▶ **Tasks and exercises**
a – Answer each of the following from the permutation and combination problem below.
(i) Which year and session is the problem from?
(ii) Which option is given as the answer?
(iii) Into how many groups are the 120 distinct objects divided, and how many objects go in each group?
b – Copy out the part of the permutation and combination problem below that opens with the words "Permutation Combination Question" and closes with "4 objects in each group.".

──────── Selection ────────

Permutation Combination Question 3
Question 3 - 2024 (27 Jan Shift 2)
Let $\alpha=\frac{(4 !) !}{(4 !)^{3 !}}$ and $\beta=\frac{(5 !) !}{(5 !)^{4 !}}$. Then :
(1) $\alpha \in N$ and $\beta \notin N$
(2) $\alpha \notin N$ and $\beta \in N$
(3) $\alpha \in N$ and $\beta \in N$
(4) $\alpha \notin N$ and $\beta \notin N$
Show Answer
Answer (3)
Solution
$\alpha=\frac{(4 !) !}{(4 !)^{3 !}}, \beta=\frac{(5 !) !}{(5 !)^{4 !}}$
$\alpha=\frac{(24) !}{(4 !)^{6}}, \beta=\frac{(120) !}{(5 !)^{24}}$
Let 24 distinct objects are divided into 6 groups of 4 objects in each group.
No. of ways of formation of group $=\frac{24 !}{(4 !)^{6} .6 !} \in N$
Similarly,
Let 120 distinct objects are divided into 24 groups of 5 objects in each group.
No. of ways of formation of groups
$=\frac{(120) !}{(5 !)^{24} .24 !} \in N$

──────── Supplied records ────────

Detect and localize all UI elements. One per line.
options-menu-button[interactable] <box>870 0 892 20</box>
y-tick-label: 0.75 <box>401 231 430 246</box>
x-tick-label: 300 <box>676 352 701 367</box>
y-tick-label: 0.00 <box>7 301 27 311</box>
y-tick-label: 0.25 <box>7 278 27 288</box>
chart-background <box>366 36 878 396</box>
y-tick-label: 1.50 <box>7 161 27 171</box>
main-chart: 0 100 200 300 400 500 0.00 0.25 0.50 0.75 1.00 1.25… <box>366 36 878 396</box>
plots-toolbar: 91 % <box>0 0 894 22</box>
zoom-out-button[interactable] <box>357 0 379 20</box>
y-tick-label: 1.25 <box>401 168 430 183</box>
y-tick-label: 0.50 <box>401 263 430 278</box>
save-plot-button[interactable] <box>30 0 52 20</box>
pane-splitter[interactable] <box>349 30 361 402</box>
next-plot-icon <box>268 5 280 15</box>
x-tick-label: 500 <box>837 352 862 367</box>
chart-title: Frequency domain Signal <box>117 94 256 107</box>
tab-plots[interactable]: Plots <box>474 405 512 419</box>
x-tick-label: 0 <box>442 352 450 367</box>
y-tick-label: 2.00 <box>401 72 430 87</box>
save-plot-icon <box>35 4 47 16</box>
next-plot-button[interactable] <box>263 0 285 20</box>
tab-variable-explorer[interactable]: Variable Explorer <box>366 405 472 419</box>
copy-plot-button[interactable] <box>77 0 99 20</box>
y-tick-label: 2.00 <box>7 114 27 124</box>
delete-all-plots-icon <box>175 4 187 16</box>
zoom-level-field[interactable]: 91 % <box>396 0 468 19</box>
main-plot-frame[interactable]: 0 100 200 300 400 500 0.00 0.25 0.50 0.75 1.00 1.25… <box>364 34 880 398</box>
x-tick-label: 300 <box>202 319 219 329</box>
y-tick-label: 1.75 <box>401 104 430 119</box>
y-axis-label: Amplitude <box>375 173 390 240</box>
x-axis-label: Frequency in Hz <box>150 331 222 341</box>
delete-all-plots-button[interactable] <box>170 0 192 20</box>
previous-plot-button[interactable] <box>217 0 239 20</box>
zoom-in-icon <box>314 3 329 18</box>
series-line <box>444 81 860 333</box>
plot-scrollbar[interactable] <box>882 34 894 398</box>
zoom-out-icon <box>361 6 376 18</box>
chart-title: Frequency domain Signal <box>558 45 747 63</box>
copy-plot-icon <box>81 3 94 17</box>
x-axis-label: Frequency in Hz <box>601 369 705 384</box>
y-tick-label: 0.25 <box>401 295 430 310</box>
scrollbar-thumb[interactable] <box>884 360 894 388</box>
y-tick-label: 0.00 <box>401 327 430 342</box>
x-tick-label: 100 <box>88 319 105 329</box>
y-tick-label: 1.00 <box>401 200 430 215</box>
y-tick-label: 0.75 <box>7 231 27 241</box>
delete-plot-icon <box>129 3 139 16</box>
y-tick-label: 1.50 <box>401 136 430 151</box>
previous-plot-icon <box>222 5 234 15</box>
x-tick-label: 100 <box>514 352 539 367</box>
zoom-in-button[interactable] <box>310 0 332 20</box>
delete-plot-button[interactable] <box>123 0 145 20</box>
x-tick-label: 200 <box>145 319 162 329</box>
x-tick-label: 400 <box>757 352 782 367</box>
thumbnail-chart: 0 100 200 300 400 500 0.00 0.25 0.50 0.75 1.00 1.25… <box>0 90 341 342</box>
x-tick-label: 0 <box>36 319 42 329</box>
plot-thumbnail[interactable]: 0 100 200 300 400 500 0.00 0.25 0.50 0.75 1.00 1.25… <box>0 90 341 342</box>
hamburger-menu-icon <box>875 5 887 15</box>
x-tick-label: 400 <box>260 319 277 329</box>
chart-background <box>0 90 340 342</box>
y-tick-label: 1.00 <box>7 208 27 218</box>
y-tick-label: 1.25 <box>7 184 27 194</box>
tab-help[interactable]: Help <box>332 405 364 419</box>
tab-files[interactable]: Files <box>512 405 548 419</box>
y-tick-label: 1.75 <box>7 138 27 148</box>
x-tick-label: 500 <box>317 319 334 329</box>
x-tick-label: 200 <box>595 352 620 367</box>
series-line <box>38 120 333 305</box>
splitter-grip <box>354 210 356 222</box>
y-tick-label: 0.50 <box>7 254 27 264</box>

────────

▶ **Final answers**
a –
(i) 2024, 27 Jan Shift 2.
(ii) Option (3): α ∈ N and β ∈ N.
(iii) 24 groups, with 5 objects in each group.

b –
Permutation Combination Question 3
Question 3 - 2024 (27 Jan Shift 2)
Let $\alpha=\frac{(4 !) !}{(4 !)^{3 !}}$ and $\beta=\frac{(5 !) !}{(5 !)^{4 !}}$. Then :
(1) $\alpha \in N$ and $\beta \notin N$
(2) $\alpha \notin N$ and $\beta \in N$
(3) $\alpha \in N$ and $\beta \in N$
(4) $\alpha \notin N$ and $\beta \notin N$
Show Answer
Answer (3)
Solution
$\alpha=\frac{(4 !) !}{(4 !)^{3 !}}, \beta=\frac{(5 !) !}{(5 !)^{4 !}}$
$\alpha=\frac{(24) !}{(4 !)^{6}}, \beta=\frac{(120) !}{(5 !)^{24}}$
Let 24 distinct objects are divided into 6 groups of 4 objects in each group.